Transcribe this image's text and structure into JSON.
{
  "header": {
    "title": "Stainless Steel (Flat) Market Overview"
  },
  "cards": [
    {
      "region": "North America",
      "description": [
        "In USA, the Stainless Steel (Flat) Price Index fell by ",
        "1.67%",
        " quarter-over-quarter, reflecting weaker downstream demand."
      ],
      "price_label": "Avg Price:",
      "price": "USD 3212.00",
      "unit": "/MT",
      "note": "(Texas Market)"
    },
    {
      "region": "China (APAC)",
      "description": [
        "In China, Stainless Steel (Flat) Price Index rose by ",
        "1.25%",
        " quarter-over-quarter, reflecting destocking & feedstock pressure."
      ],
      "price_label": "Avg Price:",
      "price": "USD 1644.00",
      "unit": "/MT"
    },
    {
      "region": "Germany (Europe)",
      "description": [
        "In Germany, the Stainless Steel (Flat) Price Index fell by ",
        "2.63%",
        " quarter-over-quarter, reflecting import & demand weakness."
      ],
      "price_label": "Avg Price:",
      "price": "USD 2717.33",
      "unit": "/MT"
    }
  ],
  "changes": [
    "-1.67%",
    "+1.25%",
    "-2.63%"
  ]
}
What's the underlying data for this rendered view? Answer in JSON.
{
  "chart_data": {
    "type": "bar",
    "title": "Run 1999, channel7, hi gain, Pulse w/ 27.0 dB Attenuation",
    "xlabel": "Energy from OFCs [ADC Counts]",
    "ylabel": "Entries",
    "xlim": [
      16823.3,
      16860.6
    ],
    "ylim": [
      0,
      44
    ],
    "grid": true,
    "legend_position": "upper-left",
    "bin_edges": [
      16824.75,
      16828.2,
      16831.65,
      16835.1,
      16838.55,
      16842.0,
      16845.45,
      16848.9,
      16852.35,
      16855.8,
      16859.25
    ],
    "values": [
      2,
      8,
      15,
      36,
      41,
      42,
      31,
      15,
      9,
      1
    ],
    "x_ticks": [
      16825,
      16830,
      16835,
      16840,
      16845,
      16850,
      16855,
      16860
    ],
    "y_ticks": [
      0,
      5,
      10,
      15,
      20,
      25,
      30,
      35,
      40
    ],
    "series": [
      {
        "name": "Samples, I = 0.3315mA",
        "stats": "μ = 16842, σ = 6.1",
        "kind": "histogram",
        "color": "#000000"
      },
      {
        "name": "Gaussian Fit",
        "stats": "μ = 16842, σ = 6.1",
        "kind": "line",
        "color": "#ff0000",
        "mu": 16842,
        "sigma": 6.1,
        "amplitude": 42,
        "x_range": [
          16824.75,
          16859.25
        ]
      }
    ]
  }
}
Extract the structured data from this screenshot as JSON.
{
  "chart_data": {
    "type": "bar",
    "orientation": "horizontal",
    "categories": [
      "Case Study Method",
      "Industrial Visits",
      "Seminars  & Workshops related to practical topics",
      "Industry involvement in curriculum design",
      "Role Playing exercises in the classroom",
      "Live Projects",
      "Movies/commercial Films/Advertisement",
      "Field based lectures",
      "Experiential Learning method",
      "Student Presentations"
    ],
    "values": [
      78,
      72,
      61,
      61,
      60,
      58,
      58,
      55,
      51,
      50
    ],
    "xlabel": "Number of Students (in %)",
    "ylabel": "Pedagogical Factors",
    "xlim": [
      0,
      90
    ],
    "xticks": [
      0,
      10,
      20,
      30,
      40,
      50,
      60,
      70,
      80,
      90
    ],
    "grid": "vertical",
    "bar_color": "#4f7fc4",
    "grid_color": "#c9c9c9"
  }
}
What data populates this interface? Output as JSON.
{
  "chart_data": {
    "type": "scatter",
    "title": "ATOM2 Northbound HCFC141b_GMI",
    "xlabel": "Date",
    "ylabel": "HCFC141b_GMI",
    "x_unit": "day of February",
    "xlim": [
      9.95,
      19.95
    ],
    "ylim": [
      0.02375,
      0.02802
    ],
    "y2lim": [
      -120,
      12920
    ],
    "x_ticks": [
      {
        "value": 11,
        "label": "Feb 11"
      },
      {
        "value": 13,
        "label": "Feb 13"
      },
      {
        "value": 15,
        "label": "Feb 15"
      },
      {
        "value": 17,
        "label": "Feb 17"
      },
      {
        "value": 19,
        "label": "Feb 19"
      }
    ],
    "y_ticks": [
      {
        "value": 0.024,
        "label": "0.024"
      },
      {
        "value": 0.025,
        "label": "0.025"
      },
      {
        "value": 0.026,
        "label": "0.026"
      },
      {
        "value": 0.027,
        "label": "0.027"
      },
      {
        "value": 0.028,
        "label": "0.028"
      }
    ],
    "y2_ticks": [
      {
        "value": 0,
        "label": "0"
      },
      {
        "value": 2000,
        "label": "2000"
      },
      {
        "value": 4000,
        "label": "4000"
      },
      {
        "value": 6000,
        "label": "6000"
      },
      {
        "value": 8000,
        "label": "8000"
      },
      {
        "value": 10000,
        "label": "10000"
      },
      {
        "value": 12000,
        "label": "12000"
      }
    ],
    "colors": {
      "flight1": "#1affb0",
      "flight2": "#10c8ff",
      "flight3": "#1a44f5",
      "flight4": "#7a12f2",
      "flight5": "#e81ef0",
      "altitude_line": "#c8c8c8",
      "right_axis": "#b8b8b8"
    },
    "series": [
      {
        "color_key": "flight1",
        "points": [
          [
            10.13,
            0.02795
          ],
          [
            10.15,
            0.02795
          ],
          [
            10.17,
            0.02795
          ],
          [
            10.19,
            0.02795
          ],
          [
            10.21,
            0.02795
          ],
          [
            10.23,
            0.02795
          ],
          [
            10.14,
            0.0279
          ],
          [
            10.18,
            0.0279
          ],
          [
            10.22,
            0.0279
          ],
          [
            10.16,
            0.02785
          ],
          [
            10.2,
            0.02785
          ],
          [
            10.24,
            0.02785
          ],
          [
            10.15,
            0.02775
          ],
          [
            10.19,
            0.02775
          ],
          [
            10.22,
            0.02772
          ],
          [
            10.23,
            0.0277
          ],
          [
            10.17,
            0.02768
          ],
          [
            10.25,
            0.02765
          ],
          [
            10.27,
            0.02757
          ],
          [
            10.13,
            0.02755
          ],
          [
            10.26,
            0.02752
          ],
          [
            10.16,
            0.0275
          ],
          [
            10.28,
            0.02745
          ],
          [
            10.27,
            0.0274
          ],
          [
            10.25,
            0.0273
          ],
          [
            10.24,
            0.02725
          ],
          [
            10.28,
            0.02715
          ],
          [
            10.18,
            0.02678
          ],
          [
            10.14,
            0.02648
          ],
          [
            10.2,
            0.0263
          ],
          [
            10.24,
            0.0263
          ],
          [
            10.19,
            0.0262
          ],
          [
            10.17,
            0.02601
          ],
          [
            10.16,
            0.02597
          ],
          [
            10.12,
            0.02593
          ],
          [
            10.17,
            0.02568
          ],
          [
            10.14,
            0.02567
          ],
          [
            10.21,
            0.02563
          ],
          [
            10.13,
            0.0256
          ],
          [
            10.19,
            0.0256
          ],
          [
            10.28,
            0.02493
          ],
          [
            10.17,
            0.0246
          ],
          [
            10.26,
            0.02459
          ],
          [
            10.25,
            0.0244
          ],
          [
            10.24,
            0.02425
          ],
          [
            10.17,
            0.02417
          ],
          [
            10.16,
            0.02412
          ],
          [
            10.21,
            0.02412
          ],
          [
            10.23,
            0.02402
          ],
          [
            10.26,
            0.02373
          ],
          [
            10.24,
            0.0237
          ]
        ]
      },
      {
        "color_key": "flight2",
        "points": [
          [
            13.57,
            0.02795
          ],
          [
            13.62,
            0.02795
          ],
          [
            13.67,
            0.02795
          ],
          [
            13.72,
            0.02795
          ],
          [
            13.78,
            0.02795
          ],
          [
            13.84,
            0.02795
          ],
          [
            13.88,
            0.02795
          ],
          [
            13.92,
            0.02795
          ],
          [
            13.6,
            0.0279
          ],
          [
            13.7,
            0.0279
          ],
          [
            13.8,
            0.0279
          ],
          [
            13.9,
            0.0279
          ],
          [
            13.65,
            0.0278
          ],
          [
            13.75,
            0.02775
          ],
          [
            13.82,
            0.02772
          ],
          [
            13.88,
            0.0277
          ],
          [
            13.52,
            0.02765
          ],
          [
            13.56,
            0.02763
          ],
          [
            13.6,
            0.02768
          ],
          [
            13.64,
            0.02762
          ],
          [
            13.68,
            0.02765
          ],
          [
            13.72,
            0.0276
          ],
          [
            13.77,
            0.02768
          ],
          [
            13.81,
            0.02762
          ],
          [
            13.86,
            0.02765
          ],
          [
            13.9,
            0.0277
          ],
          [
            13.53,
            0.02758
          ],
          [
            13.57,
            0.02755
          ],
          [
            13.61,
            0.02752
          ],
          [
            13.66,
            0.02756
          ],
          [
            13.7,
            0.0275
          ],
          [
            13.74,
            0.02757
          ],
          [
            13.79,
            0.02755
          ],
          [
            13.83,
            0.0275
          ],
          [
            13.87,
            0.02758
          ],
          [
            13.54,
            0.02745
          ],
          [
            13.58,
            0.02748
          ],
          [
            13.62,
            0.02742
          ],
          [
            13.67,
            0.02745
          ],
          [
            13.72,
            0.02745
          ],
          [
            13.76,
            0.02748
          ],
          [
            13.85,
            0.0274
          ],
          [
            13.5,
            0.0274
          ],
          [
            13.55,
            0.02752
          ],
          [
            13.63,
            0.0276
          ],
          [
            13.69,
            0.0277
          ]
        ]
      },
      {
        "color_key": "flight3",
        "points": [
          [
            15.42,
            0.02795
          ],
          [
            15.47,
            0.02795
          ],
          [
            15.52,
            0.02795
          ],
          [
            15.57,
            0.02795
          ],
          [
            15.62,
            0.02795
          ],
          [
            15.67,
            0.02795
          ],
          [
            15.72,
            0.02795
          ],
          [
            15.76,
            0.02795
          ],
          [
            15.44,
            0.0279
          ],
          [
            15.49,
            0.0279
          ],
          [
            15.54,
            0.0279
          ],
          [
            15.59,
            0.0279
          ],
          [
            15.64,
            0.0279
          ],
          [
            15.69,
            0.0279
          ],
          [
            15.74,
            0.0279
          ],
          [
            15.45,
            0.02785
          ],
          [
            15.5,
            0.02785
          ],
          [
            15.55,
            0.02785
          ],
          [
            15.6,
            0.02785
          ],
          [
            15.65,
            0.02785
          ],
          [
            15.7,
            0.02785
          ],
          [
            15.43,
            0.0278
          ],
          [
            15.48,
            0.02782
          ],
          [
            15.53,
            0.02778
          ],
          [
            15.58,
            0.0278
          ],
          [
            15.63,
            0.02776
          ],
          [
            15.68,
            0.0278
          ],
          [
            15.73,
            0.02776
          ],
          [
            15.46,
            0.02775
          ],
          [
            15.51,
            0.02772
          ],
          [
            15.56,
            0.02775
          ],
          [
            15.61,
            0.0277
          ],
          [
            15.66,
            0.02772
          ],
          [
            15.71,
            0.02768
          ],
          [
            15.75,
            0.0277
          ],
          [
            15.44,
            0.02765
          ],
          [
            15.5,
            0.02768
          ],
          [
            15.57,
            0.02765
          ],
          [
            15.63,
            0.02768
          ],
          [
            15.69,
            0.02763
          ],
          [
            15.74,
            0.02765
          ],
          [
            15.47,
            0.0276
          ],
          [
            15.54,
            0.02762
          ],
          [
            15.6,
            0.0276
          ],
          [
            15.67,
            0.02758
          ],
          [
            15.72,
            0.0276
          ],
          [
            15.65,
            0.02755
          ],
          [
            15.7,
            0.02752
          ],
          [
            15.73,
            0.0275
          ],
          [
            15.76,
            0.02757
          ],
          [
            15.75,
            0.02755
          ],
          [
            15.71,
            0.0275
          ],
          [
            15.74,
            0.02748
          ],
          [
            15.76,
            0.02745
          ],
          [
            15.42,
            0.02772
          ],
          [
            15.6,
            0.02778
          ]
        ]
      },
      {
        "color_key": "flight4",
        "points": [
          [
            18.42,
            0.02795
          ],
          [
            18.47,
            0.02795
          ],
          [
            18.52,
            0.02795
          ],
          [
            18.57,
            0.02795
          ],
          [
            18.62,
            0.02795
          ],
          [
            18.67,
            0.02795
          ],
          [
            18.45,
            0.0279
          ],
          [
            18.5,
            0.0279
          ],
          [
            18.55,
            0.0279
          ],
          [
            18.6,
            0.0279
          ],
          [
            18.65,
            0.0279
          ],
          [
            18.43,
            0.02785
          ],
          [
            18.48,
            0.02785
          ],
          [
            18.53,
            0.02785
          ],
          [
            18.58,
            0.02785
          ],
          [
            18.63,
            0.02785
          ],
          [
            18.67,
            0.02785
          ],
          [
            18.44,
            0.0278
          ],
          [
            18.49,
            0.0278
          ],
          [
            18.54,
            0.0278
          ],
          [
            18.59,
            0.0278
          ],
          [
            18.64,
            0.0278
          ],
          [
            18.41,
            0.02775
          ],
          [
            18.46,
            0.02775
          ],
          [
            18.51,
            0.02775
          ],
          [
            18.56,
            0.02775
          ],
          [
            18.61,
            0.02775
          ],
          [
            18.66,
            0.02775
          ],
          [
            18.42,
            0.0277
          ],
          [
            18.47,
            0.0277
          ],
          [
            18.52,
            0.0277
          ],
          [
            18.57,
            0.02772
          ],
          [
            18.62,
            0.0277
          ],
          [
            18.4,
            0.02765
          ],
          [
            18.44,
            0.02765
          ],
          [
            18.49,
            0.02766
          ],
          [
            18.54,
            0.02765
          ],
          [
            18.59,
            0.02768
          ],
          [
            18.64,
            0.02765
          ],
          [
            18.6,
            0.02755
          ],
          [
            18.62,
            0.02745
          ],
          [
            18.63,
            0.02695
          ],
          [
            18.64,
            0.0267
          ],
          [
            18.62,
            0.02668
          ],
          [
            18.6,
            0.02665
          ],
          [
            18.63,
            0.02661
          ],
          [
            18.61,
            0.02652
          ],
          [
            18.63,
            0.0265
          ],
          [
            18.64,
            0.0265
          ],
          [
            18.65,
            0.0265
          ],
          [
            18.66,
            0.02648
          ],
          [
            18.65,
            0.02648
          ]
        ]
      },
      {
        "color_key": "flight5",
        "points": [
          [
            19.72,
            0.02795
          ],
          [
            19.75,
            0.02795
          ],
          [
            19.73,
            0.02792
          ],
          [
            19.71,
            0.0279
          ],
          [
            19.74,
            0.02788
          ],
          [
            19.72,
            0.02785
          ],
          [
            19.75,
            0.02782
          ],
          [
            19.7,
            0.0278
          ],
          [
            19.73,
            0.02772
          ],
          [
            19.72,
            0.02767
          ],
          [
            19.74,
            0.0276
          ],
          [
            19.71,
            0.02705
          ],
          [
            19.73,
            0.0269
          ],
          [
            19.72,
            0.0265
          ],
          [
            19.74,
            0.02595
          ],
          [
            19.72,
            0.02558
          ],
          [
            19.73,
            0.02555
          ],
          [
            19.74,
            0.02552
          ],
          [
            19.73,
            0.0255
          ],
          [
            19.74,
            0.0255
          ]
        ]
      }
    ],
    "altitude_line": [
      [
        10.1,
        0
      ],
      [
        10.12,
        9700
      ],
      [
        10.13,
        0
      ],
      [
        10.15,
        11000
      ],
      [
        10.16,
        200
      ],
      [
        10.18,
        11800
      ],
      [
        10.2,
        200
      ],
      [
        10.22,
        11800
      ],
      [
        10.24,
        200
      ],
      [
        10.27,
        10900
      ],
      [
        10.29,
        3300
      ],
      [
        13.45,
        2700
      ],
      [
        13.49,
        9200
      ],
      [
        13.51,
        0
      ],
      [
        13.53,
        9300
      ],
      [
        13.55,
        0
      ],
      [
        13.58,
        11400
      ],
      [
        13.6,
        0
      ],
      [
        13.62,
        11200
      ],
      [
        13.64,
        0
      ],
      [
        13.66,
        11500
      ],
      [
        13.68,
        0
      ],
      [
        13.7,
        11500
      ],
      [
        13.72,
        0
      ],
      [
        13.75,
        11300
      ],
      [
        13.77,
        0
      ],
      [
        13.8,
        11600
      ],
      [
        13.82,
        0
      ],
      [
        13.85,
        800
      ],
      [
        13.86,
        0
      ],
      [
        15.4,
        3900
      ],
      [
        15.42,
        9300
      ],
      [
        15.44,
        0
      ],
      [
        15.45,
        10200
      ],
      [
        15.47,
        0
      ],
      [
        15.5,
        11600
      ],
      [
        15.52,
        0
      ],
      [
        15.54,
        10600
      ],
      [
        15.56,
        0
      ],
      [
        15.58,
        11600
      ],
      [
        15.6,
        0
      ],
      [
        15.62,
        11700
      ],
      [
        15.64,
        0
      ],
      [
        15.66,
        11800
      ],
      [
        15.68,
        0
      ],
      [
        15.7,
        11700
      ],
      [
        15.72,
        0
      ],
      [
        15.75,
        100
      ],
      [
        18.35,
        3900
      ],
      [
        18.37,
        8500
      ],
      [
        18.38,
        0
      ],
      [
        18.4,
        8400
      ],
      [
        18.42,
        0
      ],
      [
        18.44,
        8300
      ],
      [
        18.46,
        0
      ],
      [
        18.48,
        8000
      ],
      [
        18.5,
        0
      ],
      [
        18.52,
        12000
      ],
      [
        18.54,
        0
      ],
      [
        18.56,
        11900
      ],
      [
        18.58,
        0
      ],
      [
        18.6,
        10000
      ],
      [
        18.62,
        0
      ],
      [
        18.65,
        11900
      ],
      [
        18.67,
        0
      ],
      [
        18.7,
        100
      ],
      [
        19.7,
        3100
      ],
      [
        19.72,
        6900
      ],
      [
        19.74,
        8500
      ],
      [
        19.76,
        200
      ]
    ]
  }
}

....

### GIVEN EXERCISE
Work through the data and report how many of its lines hold the word "Flat", giving only the figure.

### RESPONSE TO THE TASK
4